===== Input data
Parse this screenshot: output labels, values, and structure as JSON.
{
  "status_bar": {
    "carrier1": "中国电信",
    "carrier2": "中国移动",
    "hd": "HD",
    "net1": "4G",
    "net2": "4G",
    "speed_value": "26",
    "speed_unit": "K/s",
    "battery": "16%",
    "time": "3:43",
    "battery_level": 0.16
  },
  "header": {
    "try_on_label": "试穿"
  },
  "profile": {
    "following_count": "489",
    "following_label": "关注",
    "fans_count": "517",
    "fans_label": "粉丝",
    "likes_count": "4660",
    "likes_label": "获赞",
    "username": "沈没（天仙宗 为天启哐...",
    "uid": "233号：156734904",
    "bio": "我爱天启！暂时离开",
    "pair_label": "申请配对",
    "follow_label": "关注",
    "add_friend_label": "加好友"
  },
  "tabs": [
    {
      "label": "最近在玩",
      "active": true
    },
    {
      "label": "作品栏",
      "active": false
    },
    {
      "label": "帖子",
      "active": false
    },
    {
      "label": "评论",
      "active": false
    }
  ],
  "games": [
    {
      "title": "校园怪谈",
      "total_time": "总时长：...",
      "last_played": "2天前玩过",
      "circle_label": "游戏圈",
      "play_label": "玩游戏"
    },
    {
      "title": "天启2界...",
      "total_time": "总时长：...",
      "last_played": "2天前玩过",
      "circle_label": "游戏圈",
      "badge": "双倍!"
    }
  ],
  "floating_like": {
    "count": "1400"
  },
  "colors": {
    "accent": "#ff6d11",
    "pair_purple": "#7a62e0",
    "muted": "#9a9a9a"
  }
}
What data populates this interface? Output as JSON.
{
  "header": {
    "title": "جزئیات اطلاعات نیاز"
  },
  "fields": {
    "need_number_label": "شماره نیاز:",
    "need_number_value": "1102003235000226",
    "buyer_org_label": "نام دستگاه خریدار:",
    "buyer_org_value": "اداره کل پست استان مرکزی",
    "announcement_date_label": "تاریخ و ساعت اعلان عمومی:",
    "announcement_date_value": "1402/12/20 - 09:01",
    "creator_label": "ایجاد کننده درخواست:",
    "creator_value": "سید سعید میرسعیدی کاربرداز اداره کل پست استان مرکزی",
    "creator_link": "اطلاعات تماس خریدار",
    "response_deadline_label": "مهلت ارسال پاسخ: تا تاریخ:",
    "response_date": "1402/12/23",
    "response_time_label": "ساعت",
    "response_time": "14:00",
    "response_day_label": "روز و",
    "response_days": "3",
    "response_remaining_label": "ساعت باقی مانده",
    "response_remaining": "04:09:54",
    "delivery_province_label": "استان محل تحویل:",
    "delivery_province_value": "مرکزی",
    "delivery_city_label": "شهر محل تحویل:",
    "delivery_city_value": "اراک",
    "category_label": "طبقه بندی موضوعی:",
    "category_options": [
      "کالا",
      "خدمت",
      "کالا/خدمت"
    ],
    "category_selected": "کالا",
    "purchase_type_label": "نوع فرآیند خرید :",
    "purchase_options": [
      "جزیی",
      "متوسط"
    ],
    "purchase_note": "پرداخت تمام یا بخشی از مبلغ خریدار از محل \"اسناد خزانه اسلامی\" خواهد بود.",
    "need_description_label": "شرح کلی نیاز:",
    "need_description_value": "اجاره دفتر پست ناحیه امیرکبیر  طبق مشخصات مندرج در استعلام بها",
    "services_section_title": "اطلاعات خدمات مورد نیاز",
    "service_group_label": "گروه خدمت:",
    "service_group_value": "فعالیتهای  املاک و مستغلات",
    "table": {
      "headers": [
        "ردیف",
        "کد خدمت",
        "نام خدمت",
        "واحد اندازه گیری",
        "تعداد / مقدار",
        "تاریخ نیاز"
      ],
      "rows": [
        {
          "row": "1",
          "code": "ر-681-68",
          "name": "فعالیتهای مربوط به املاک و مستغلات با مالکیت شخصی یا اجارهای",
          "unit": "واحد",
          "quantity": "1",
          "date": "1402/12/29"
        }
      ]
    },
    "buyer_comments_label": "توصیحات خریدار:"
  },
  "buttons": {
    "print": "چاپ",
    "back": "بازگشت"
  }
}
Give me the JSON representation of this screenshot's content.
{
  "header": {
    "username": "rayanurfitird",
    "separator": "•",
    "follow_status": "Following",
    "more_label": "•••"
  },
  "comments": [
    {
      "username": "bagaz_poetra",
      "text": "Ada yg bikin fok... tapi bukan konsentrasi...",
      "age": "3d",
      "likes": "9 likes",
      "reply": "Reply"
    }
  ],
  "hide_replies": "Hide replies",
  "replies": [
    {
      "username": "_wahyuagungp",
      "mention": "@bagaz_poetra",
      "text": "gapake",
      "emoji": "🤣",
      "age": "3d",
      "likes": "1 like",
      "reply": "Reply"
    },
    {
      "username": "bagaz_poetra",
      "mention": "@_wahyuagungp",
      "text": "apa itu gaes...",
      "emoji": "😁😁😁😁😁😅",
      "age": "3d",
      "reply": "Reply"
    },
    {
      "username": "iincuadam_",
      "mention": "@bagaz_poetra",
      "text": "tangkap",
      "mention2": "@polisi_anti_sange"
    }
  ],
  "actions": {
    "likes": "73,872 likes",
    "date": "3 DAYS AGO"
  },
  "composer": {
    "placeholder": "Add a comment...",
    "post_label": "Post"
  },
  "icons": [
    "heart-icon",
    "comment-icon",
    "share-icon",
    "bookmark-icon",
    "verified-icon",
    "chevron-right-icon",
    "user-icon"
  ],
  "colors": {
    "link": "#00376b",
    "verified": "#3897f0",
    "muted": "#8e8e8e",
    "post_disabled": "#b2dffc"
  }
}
==========
→ **What you are asked to do**: Set down the listing in full, keeping every word exactly as it is.

→ **Complete answer**:
Parse this screenshot: output labels, values, and structure as JSON.
{
  "status_bar": {
    "carrier1": "中国电信",
    "carrier2": "中国移动",
    "hd": "HD",
    "net1": "4G",
    "net2": "4G",
    "speed_value": "26",
    "speed_unit": "K/s",
    "battery": "16%",
    "time": "3:43",
    "battery_level": 0.16
  },
  "header": {
    "try_on_label": "试穿"
  },
  "profile": {
    "following_count": "489",
    "following_label": "关注",
    "fans_count": "517",
    "fans_label": "粉丝",
    "likes_count": "4660",
    "likes_label": "获赞",
    "username": "沈没（天仙宗 为天启哐...",
    "uid": "233号：156734904",
    "bio": "我爱天启！暂时离开",
    "pair_label": "申请配对",
    "follow_label": "关注",
    "add_friend_label": "加好友"
  },
  "tabs": [
    {
      "label": "最近在玩",
      "active": true
    },
    {
      "label": "作品栏",
      "active": false
    },
    {
      "label": "帖子",
      "active": false
    },
    {
      "label": "评论",
      "active": false
    }
  ],
  "games": [
    {
      "title": "校园怪谈",
      "total_time": "总时长：...",
      "last_played": "2天前玩过",
      "circle_label": "游戏圈",
      "play_label": "玩游戏"
    },
    {
      "title": "天启2界...",
      "total_time": "总时长：...",
      "last_played": "2天前玩过",
      "circle_label": "游戏圈",
      "badge": "双倍!"
    }
  ],
  "floating_like": {
    "count": "1400"
  },
  "colors": {
    "accent": "#ff6d11",
    "pair_purple": "#7a62e0",
    "muted": "#9a9a9a"
  }
}
What data populates this interface? Output as JSON.
{
  "header": {
    "title": "جزئیات اطلاعات نیاز"
  },
  "fields": {
    "need_number_label": "شماره نیاز:",
    "need_number_value": "1102003235000226",
    "buyer_org_label": "نام دستگاه خریدار:",
    "buyer_org_value": "اداره کل پست استان مرکزی",
    "announcement_date_label": "تاریخ و ساعت اعلان عمومی:",
    "announcement_date_value": "1402/12/20 - 09:01",
    "creator_label": "ایجاد کننده درخواست:",
    "creator_value": "سید سعید میرسعیدی کاربرداز اداره کل پست استان مرکزی",
    "creator_link": "اطلاعات تماس خریدار",
    "response_deadline_label": "مهلت ارسال پاسخ: تا تاریخ:",
    "response_date": "1402/12/23",
    "response_time_label": "ساعت",
    "response_time": "14:00",
    "response_day_label": "روز و",
    "response_days": "3",
    "response_remaining_label": "ساعت باقی مانده",
    "response_remaining": "04:09:54",
    "delivery_province_label": "استان محل تحویل:",
    "delivery_province_value": "مرکزی",
    "delivery_city_label": "شهر محل تحویل:",
    "delivery_city_value": "اراک",
    "category_label": "طبقه بندی موضوعی:",
    "category_options": [
      "کالا",
      "خدمت",
      "کالا/خدمت"
    ],
    "category_selected": "کالا",
    "purchase_type_label": "نوع فرآیند خرید :",
    "purchase_options": [
      "جزیی",
      "متوسط"
    ],
    "purchase_note": "پرداخت تمام یا بخشی از مبلغ خریدار از محل \"اسناد خزانه اسلامی\" خواهد بود.",
    "need_description_label": "شرح کلی نیاز:",
    "need_description_value": "اجاره دفتر پست ناحیه امیرکبیر  طبق مشخصات مندرج در استعلام بها",
    "services_section_title": "اطلاعات خدمات مورد نیاز",
    "service_group_label": "گروه خدمت:",
    "service_group_value": "فعالیتهای  املاک و مستغلات",
    "table": {
      "headers": [
        "ردیف",
        "کد خدمت",
        "نام خدمت",
        "واحد اندازه گیری",
        "تعداد / مقدار",
        "تاریخ نیاز"
      ],
      "rows": [
        {
          "row": "1",
          "code": "ر-681-68",
          "name": "فعالیتهای مربوط به املاک و مستغلات با مالکیت شخصی یا اجارهای",
          "unit": "واحد",
          "quantity": "1",
          "date": "1402/12/29"
        }
      ]
    },
    "buyer_comments_label": "توصیحات خریدار:"
  },
  "buttons": {
    "print": "چاپ",
    "back": "بازگشت"
  }
}
Give me the JSON representation of this screenshot's content.
{
  "header": {
    "username": "rayanurfitird",
    "separator": "•",
    "follow_status": "Following",
    "more_label": "•••"
  },
  "comments": [
    {
      "username": "bagaz_poetra",
      "text": "Ada yg bikin fok... tapi bukan konsentrasi...",
      "age": "3d",
      "likes": "9 likes",
      "reply": "Reply"
    }
  ],
  "hide_replies": "Hide replies",
  "replies": [
    {
      "username": "_wahyuagungp",
      "mention": "@bagaz_poetra",
      "text": "gapake",
      "emoji": "🤣",
      "age": "3d",
      "likes": "1 like",
      "reply": "Reply"
    },
    {
      "username": "bagaz_poetra",
      "mention": "@_wahyuagungp",
      "text": "apa itu gaes...",
      "emoji": "😁😁😁😁😁😅",
      "age": "3d",
      "reply": "Reply"
    },
    {
      "username": "iincuadam_",
      "mention": "@bagaz_poetra",
      "text": "tangkap",
      "mention2": "@polisi_anti_sange"
    }
  ],
  "actions": {
    "likes": "73,872 likes",
    "date": "3 DAYS AGO"
  },
  "composer": {
    "placeholder": "Add a comment...",
    "post_label": "Post"
  },
  "icons": [
    "heart-icon",
    "comment-icon",
    "share-icon",
    "bookmark-icon",
    "verified-icon",
    "chevron-right-icon",
    "user-icon"
  ],
  "colors": {
    "link": "#00376b",
    "verified": "#3897f0",
    "muted": "#8e8e8e",
    "post_disabled": "#b2dffc"
  }
}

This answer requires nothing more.